***** Supplied records *****
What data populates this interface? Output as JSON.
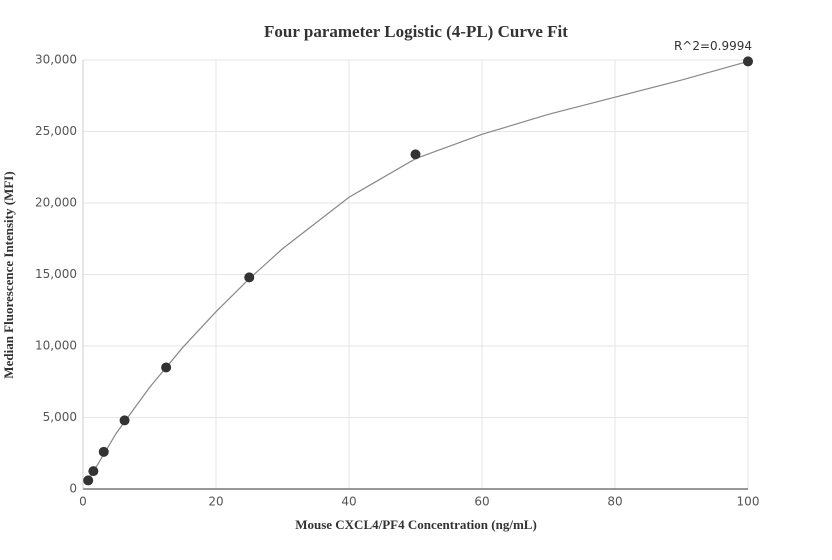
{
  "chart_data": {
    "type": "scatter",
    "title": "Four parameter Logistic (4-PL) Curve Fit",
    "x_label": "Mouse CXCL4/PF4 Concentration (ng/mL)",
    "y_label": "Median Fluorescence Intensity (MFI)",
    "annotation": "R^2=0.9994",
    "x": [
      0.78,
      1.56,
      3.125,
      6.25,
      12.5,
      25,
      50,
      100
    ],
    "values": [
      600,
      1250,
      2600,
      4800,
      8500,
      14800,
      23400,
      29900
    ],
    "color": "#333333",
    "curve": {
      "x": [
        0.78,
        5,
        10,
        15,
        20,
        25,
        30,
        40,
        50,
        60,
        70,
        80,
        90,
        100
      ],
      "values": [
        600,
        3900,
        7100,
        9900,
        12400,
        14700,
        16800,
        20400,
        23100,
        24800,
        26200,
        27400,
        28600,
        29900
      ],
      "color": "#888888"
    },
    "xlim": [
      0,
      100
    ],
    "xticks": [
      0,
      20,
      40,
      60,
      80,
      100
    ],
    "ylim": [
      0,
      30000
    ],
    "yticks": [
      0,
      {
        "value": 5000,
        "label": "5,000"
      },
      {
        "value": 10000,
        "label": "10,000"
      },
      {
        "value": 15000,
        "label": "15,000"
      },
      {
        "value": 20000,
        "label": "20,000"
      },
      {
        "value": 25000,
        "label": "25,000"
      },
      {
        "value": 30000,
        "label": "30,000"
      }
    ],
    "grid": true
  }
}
*****
***** Supplied records *****
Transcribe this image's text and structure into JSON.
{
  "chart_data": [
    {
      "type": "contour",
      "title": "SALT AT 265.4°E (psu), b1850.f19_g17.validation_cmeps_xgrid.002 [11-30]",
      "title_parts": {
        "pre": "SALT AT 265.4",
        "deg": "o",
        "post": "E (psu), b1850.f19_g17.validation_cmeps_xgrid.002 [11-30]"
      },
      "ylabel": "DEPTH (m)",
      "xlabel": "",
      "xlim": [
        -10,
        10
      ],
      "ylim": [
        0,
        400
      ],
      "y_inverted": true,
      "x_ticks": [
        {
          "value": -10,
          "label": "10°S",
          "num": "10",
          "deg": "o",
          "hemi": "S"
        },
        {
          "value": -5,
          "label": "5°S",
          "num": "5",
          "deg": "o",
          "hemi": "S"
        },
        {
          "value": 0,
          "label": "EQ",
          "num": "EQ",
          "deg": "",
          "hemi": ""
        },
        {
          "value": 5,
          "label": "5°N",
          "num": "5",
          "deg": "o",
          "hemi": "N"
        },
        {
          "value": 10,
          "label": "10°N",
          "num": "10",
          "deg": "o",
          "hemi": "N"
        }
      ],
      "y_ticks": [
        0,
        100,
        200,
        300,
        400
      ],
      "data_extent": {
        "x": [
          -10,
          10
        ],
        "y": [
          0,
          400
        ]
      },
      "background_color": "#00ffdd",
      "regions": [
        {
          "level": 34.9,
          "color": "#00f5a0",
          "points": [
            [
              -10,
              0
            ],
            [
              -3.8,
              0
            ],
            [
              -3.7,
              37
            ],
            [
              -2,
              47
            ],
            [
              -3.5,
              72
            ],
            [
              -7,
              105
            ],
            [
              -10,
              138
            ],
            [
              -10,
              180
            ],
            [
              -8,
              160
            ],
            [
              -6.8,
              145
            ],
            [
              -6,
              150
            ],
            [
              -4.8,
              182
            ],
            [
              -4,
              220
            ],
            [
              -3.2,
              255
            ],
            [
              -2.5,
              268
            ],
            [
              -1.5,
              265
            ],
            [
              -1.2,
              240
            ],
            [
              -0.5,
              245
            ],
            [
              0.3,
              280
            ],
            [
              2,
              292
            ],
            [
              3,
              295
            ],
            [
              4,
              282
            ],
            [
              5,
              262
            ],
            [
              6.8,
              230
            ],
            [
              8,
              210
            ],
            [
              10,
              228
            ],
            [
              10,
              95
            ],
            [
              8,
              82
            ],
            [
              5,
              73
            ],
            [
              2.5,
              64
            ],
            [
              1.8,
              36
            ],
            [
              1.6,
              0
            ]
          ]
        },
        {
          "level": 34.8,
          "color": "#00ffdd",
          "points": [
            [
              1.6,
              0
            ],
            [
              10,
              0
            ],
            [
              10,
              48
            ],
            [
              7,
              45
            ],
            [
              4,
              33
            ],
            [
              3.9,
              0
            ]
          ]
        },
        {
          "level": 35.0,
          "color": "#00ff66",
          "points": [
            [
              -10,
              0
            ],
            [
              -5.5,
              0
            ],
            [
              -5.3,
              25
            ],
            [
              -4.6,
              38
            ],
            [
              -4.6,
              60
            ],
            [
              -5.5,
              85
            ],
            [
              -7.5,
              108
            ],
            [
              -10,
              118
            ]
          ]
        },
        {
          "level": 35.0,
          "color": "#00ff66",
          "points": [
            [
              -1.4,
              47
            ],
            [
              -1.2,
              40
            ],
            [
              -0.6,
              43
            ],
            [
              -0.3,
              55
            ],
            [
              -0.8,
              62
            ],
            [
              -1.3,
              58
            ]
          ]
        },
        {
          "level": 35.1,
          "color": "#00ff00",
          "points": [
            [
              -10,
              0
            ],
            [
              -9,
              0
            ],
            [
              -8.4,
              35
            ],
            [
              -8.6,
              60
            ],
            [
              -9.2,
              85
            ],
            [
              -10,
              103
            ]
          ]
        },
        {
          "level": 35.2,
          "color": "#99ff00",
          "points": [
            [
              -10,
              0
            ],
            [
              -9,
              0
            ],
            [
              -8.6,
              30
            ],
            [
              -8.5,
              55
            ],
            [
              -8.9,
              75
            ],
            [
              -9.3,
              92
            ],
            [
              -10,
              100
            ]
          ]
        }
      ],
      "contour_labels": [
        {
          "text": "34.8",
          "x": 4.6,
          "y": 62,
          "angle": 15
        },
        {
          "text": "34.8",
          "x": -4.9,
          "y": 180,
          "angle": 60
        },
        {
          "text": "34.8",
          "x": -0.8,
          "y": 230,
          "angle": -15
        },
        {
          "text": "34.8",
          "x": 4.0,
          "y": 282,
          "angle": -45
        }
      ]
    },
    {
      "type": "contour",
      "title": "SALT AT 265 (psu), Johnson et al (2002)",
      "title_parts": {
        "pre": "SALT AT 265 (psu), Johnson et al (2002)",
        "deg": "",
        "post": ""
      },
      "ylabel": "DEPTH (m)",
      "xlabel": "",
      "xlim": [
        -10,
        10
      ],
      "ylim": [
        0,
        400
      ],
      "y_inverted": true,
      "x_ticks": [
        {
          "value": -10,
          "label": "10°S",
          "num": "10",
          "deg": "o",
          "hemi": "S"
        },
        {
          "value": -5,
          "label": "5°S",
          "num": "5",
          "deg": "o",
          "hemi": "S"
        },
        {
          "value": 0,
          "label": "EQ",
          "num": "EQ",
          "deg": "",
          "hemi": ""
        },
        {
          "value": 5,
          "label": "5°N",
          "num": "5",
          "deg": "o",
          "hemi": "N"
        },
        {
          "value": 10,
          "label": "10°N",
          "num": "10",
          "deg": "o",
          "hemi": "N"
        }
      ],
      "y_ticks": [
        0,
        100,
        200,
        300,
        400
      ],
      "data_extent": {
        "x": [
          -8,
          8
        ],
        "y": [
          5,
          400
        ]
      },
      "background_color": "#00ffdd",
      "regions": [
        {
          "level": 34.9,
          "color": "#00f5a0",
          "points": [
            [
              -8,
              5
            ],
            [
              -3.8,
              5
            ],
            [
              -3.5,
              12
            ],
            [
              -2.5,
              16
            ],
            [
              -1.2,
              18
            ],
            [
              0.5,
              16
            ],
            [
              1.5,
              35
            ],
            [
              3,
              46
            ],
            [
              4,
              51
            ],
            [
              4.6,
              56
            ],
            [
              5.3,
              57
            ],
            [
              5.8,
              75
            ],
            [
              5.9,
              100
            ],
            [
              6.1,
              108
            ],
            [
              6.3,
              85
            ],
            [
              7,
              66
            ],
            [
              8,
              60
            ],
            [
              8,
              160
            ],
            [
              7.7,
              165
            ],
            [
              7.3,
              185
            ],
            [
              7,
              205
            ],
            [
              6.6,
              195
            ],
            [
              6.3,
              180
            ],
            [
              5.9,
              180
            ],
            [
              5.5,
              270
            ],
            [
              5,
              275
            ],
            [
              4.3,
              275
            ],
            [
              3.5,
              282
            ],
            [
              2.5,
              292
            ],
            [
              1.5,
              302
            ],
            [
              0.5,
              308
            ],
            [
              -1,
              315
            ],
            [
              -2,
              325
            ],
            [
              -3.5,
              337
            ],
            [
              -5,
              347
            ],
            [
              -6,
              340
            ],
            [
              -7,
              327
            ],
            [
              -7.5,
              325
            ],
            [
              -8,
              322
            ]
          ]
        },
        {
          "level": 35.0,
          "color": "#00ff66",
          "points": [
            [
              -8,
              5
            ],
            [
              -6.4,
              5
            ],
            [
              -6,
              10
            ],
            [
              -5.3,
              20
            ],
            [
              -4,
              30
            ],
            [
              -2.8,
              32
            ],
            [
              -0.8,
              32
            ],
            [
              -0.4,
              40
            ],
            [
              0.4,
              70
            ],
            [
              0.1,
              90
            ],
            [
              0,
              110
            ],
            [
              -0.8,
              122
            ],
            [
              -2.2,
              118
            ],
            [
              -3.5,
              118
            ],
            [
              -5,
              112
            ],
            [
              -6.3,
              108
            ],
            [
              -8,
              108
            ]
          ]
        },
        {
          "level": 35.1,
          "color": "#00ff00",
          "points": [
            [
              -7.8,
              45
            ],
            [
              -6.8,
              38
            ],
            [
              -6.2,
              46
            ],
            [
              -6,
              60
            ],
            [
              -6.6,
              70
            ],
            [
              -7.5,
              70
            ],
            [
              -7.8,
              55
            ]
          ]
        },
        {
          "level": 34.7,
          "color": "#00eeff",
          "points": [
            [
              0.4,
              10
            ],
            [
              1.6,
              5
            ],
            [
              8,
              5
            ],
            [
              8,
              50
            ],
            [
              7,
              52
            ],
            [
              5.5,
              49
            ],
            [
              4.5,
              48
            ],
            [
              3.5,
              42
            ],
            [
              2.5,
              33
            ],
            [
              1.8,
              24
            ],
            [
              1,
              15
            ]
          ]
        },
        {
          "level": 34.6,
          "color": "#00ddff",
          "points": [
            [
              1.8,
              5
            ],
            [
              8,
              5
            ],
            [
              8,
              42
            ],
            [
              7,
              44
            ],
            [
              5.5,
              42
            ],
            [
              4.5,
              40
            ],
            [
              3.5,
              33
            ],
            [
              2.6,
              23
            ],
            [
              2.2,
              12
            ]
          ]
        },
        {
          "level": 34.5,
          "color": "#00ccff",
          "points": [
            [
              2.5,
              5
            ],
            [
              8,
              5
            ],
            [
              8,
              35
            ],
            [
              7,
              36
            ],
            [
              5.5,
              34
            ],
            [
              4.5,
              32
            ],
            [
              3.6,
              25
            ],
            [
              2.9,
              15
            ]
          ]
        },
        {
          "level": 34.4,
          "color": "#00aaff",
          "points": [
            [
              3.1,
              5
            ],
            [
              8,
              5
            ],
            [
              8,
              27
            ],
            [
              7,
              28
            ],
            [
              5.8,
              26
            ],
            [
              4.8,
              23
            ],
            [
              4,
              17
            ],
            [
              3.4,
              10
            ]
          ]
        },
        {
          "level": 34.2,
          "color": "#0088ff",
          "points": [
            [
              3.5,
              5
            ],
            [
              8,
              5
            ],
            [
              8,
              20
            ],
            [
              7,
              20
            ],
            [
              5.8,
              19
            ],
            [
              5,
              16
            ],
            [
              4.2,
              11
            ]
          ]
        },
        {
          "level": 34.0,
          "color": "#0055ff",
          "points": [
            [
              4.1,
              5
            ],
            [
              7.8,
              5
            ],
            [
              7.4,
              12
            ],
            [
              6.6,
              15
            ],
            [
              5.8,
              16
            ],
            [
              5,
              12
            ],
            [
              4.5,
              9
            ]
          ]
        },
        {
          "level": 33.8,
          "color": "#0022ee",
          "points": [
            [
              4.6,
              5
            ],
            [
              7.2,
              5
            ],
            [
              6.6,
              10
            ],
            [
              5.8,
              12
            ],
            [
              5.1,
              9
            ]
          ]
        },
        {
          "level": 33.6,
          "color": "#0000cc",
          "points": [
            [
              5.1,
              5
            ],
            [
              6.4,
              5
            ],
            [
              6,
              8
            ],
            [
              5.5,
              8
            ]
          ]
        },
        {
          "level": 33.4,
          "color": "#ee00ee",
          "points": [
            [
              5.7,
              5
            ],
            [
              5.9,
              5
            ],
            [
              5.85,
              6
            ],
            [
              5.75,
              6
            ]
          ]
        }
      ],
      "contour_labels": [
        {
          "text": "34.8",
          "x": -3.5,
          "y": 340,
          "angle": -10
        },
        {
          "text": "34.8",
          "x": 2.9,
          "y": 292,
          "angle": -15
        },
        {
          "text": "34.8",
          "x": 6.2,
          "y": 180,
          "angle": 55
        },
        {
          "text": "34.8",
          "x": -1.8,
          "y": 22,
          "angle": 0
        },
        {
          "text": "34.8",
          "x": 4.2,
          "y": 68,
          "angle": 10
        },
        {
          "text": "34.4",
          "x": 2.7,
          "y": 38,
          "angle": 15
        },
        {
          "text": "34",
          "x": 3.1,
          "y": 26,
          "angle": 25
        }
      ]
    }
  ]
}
*****
Which lines hold the string "angle"? Copy all of them from the data above.

_Result of the task_
          "angle": 15
          "angle": 60
          "angle": -15
          "angle": -45
          "angle": -10
          "angle": -15
          "angle": 55
          "angle": 0
          "angle": 10
          "angle": 15
          "angle": 25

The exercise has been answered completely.